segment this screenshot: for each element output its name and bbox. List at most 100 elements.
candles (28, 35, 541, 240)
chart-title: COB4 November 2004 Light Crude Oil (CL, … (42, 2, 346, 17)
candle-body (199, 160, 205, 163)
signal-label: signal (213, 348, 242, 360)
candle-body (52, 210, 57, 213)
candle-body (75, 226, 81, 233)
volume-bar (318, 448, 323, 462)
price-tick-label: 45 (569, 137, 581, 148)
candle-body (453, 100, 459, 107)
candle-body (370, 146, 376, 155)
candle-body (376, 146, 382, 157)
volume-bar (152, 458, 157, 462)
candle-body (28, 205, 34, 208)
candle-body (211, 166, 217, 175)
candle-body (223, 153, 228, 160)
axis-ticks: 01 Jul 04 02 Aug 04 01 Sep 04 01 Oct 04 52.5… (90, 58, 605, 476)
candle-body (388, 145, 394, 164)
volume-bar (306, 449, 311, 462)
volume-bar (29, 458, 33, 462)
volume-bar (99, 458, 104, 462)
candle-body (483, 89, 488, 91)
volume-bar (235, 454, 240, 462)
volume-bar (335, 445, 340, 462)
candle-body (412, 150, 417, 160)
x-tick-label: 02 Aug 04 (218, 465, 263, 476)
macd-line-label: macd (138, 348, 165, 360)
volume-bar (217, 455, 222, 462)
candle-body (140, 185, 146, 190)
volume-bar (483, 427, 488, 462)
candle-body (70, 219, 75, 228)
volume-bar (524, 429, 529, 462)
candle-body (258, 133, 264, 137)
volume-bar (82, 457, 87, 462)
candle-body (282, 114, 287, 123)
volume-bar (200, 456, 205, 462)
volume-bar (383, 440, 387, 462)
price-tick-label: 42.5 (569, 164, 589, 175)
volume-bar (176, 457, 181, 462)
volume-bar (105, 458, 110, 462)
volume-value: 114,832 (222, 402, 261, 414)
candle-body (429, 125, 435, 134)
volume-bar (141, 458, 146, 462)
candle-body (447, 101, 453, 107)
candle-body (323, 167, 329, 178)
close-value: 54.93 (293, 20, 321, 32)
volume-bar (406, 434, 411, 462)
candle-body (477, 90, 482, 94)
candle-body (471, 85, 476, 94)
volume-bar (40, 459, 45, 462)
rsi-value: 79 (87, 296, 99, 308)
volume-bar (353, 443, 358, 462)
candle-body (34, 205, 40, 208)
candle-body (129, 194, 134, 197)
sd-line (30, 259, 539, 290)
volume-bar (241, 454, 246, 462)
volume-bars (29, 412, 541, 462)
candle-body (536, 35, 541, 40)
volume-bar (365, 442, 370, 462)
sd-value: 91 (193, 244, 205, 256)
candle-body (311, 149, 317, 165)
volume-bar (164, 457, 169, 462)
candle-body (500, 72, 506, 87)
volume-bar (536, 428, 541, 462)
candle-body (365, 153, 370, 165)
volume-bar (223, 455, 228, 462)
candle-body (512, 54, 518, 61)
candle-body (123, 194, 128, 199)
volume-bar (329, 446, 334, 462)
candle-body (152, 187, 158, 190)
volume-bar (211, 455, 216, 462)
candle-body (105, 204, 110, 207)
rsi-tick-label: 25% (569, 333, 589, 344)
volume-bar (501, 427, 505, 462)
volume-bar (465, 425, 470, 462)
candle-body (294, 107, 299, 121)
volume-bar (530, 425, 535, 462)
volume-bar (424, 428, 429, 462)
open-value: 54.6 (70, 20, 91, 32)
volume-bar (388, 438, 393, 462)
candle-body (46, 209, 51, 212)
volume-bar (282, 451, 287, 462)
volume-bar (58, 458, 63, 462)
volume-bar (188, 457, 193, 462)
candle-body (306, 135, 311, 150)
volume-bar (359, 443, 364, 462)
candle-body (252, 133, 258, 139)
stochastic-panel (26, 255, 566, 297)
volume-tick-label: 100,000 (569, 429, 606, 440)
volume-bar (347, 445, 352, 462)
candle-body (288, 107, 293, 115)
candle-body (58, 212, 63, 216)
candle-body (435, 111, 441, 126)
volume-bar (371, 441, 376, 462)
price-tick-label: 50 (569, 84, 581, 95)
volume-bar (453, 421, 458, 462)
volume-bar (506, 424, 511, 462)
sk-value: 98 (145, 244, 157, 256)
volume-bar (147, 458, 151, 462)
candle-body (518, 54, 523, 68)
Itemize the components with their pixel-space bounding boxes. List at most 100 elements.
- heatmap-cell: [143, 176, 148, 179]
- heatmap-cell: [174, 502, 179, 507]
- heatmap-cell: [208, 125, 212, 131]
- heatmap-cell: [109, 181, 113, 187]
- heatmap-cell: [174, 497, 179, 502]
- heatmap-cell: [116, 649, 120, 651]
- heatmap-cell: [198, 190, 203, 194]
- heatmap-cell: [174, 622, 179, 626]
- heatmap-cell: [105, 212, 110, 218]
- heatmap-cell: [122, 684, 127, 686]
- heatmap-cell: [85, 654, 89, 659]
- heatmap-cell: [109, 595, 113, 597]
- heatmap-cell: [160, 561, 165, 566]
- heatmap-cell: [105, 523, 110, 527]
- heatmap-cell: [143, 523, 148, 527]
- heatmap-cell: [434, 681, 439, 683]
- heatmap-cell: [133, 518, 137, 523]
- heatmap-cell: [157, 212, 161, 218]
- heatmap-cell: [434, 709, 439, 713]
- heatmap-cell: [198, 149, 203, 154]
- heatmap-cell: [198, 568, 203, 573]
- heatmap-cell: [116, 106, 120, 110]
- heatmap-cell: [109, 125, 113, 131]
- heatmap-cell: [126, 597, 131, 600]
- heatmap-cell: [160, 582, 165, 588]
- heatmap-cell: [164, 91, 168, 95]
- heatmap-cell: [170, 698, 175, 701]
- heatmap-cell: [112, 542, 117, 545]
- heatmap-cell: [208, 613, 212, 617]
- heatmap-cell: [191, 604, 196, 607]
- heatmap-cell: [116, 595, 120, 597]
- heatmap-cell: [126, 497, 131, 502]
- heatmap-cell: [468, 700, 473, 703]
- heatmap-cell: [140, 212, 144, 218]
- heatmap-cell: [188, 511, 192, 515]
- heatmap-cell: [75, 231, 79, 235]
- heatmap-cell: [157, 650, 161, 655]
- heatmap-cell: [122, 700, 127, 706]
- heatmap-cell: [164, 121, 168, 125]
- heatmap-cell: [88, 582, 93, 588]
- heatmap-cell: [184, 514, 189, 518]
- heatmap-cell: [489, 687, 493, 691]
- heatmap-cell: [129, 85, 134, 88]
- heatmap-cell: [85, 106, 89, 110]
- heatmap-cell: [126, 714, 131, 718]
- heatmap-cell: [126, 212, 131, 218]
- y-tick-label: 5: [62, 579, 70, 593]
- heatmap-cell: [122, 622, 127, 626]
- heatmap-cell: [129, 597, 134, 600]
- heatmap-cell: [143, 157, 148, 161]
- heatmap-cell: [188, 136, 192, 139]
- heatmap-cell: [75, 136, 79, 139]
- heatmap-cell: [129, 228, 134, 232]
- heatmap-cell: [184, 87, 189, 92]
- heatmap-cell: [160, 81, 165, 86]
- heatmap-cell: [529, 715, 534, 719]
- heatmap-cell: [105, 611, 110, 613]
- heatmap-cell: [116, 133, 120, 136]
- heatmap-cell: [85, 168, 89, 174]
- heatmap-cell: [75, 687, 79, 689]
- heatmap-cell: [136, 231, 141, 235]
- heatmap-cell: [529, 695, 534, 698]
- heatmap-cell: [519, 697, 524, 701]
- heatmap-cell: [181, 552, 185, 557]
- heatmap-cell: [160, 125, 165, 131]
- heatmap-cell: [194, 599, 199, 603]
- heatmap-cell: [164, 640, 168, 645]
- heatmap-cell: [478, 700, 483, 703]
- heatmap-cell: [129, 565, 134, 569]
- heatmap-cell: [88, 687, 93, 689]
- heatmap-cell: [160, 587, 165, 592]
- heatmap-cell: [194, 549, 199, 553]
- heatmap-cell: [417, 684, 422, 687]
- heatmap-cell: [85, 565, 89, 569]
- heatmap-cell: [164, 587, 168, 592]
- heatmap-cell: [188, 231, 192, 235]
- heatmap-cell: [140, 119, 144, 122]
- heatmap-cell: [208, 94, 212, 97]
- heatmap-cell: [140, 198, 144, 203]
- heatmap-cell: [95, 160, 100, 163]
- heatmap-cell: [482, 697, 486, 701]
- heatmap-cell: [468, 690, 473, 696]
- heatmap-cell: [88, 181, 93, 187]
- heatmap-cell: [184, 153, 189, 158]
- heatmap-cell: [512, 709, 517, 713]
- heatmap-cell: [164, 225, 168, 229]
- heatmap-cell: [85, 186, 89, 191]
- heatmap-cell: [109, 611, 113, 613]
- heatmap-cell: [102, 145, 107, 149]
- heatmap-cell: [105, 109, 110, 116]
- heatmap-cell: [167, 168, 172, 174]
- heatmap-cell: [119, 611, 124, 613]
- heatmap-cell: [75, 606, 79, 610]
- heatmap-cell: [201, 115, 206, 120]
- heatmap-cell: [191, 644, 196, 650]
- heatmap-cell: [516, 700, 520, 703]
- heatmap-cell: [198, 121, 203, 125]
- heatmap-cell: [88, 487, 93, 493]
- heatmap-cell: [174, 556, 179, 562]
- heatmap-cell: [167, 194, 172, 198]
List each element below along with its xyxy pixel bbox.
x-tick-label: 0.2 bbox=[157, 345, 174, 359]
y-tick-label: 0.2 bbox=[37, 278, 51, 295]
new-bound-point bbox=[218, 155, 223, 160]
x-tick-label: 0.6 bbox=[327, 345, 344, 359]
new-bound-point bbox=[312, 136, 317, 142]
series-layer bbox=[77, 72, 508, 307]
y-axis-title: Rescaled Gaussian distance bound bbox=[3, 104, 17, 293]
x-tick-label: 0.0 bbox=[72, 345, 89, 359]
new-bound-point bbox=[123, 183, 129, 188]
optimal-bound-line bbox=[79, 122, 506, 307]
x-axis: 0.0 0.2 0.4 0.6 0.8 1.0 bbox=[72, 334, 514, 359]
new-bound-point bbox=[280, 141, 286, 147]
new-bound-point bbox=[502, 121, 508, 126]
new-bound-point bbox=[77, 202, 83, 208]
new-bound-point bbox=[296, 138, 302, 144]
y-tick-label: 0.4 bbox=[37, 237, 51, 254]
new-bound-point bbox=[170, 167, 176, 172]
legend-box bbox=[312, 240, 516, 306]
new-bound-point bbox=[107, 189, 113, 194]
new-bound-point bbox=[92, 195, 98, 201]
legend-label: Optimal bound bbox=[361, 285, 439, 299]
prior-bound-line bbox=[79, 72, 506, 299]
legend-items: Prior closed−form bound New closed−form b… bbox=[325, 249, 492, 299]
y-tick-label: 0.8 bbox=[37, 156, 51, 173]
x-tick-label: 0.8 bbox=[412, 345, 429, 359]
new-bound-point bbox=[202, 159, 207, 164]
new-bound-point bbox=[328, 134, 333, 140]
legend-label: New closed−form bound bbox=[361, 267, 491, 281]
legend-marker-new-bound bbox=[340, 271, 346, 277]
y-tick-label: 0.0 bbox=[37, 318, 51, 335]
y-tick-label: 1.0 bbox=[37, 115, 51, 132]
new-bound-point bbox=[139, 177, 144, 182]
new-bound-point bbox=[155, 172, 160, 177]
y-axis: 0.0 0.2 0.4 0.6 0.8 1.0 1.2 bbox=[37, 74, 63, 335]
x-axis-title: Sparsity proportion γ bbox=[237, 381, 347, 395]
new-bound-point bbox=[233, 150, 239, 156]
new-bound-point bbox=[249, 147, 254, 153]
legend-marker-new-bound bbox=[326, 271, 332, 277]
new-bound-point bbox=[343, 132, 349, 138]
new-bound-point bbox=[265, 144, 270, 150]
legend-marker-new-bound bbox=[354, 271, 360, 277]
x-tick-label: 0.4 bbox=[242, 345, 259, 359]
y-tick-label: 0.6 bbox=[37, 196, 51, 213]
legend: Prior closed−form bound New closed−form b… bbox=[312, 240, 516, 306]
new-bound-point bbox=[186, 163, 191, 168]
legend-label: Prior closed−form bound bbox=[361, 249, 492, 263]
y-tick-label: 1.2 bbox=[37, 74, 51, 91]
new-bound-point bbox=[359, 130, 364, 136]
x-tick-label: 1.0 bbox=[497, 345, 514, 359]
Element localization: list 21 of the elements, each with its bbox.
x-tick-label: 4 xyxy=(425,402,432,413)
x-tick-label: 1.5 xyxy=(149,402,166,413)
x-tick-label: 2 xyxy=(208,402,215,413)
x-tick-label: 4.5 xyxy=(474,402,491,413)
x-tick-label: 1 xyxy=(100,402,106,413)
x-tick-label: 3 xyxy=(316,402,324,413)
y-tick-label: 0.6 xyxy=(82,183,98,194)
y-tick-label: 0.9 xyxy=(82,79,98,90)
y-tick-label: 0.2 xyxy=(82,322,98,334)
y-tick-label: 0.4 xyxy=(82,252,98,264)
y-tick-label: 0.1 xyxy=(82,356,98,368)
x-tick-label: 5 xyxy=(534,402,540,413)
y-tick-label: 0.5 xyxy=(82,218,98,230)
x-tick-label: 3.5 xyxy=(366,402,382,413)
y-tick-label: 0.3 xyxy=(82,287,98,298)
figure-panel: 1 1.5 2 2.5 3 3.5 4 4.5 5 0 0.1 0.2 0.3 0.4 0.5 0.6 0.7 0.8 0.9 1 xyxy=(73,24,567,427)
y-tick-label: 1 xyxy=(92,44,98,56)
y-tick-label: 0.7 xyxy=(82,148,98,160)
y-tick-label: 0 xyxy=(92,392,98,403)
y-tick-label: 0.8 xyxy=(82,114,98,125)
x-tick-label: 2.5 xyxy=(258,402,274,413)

EXERCISE OBJECTIVE ::
Arrange the entries as a Markdown table with the columns Row and Entry line, giving each line a row number and leaving out blank lines. Begin at the first line of the entries and stop after the line that contains "candle-body (140, 185, 146, 190)".

TASK RESULT ::
| Row | Entry line |
|---|---|
| 1 | segment this screenshot: for each element output its name and bbox. List at most 100 elements. |
| 2 | candles (28, 35, 541, 240) |
| 3 | chart-title: COB4 November 2004 Light Crude Oil (CL, … (42, 2, 346, 17) |
| 4 | candle-body (199, 160, 205, 163) |
| 5 | signal-label: signal (213, 348, 242, 360) |
| 6 | candle-body (52, 210, 57, 213) |
| 7 | candle-body (75, 226, 81, 233) |
| 8 | volume-bar (318, 448, 323, 462) |
| 9 | price-tick-label: 45 (569, 137, 581, 148) |
| 10 | candle-body (453, 100, 459, 107) |
| 11 | candle-body (370, 146, 376, 155) |
| 12 | candle-body (376, 146, 382, 157) |
| 13 | volume-bar (152, 458, 157, 462) |
| 14 | candle-body (28, 205, 34, 208) |
| 15 | candle-body (211, 166, 217, 175) |
| 16 | candle-body (223, 153, 228, 160) |
| 17 | axis-ticks: 01 Jul 04 02 Aug 04 01 Sep 04 01 Oct 04 52.5… (90, 58, 605, 476) |
| 18 | candle-body (388, 145, 394, 164) |
| 19 | volume-bar (306, 449, 311, 462) |
| 20 | volume-bar (29, 458, 33, 462) |
| 21 | volume-bar (99, 458, 104, 462) |
| 22 | candle-body (483, 89, 488, 91) |
| 23 | volume-bar (235, 454, 240, 462) |
| 24 | volume-bar (335, 445, 340, 462) |
| 25 | candle-body (412, 150, 417, 160) |
| 26 | x-tick-label: 02 Aug 04 (218, 465, 263, 476) |
| 27 | macd-line-label: macd (138, 348, 165, 360) |
| 28 | volume-bar (217, 455, 222, 462) |
| 29 | candle-body (140, 185, 146, 190) |